• [Prompt]: Please format the records as a JSON list of strings, one string per line and no blank lines, starting at the beginning of the records and ending with the line that contains "copyright-text: ©2017 HEAVY", with both of those lines included.

• [Element boundary records]:
※
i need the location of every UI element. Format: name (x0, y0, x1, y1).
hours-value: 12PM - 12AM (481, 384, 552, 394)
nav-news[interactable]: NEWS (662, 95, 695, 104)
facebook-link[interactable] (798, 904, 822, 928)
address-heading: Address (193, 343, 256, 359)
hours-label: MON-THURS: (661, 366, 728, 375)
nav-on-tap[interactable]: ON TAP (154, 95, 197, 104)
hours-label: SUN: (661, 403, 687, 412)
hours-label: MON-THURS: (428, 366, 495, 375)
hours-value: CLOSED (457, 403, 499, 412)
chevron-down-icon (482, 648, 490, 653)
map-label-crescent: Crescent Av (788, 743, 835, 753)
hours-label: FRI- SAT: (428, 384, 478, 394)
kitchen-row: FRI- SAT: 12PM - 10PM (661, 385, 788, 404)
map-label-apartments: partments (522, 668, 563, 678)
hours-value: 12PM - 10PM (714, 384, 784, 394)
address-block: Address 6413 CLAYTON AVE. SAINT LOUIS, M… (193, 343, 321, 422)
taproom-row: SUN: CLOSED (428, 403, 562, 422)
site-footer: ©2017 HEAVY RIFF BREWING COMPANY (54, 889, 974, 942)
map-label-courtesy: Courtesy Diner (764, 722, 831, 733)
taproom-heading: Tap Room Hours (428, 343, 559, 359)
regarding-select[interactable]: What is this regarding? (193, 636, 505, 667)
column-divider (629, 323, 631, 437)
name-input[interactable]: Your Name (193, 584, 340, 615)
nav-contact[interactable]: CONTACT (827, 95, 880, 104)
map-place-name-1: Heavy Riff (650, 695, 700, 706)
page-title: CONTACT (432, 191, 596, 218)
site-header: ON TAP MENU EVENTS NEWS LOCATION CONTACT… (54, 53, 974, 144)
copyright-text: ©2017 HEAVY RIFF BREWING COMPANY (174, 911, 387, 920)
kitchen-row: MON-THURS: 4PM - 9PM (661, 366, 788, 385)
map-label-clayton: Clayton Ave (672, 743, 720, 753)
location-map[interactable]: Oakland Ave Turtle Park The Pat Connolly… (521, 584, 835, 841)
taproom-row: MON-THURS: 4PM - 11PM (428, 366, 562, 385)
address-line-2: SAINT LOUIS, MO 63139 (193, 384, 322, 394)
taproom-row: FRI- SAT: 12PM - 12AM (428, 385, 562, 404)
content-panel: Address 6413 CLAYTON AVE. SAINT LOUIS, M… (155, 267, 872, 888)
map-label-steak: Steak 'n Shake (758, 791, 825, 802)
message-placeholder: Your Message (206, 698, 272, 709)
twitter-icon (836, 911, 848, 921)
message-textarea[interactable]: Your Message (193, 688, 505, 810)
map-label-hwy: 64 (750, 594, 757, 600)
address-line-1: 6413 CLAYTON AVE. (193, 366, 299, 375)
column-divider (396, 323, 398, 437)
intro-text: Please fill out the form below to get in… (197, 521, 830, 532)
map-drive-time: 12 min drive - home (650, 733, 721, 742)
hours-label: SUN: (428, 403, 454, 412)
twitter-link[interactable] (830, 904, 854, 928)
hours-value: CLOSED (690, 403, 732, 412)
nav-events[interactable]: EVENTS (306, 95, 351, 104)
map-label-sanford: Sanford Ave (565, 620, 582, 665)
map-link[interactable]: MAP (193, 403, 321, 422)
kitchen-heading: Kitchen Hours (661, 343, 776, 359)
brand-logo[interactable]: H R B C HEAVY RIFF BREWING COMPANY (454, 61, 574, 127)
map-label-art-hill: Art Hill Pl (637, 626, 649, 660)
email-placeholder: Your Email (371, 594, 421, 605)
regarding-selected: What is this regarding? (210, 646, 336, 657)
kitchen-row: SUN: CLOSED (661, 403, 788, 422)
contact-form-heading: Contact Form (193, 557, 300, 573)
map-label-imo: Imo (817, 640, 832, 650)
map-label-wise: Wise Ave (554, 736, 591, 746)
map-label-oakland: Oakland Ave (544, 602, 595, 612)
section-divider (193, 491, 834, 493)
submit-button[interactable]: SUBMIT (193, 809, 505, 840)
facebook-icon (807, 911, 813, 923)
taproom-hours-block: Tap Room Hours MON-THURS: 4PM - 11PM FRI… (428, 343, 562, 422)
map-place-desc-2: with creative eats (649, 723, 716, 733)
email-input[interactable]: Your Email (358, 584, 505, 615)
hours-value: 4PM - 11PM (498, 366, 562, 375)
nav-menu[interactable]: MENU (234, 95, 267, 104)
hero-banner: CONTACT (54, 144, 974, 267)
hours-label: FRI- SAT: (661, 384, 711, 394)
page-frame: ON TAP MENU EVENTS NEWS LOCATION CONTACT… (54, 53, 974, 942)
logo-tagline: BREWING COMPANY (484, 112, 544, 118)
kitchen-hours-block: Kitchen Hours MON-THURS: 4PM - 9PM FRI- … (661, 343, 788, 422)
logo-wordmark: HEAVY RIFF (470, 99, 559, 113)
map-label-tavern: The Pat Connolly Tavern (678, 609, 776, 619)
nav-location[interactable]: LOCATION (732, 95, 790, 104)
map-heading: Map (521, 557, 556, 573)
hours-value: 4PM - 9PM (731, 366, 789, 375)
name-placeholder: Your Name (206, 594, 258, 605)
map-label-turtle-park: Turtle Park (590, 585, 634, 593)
※
• [Problem solution]:
[
  "i need the location of every UI element. Format: name (x0, y0, x1, y1).",
  "hours-value: 12PM - 12AM (481, 384, 552, 394)",
  "nav-news[interactable]: NEWS (662, 95, 695, 104)",
  "facebook-link[interactable] (798, 904, 822, 928)",
  "address-heading: Address (193, 343, 256, 359)",
  "hours-label: MON-THURS: (661, 366, 728, 375)",
  "nav-on-tap[interactable]: ON TAP (154, 95, 197, 104)",
  "hours-label: SUN: (661, 403, 687, 412)",
  "hours-label: MON-THURS: (428, 366, 495, 375)",
  "hours-value: CLOSED (457, 403, 499, 412)",
  "chevron-down-icon (482, 648, 490, 653)",
  "map-label-crescent: Crescent Av (788, 743, 835, 753)",
  "hours-label: FRI- SAT: (428, 384, 478, 394)",
  "kitchen-row: FRI- SAT: 12PM - 10PM (661, 385, 788, 404)",
  "map-label-apartments: partments (522, 668, 563, 678)",
  "hours-value: 12PM - 10PM (714, 384, 784, 394)",
  "address-block: Address 6413 CLAYTON AVE. SAINT LOUIS, M… (193, 343, 321, 422)",
  "taproom-row: SUN: CLOSED (428, 403, 562, 422)",
  "site-footer: ©2017 HEAVY RIFF BREWING COMPANY (54, 889, 974, 942)",
  "map-label-courtesy: Courtesy Diner (764, 722, 831, 733)",
  "taproom-heading: Tap Room Hours (428, 343, 559, 359)",
  "regarding-select[interactable]: What is this regarding? (193, 636, 505, 667)",
  "column-divider (629, 323, 631, 437)",
  "name-input[interactable]: Your Name (193, 584, 340, 615)",
  "nav-contact[interactable]: CONTACT (827, 95, 880, 104)",
  "map-place-name-1: Heavy Riff (650, 695, 700, 706)",
  "page-title: CONTACT (432, 191, 596, 218)",
  "site-header: ON TAP MENU EVENTS NEWS LOCATION CONTACT… (54, 53, 974, 144)",
  "copyright-text: ©2017 HEAVY RIFF BREWING COMPANY (174, 911, 387, 920)"
]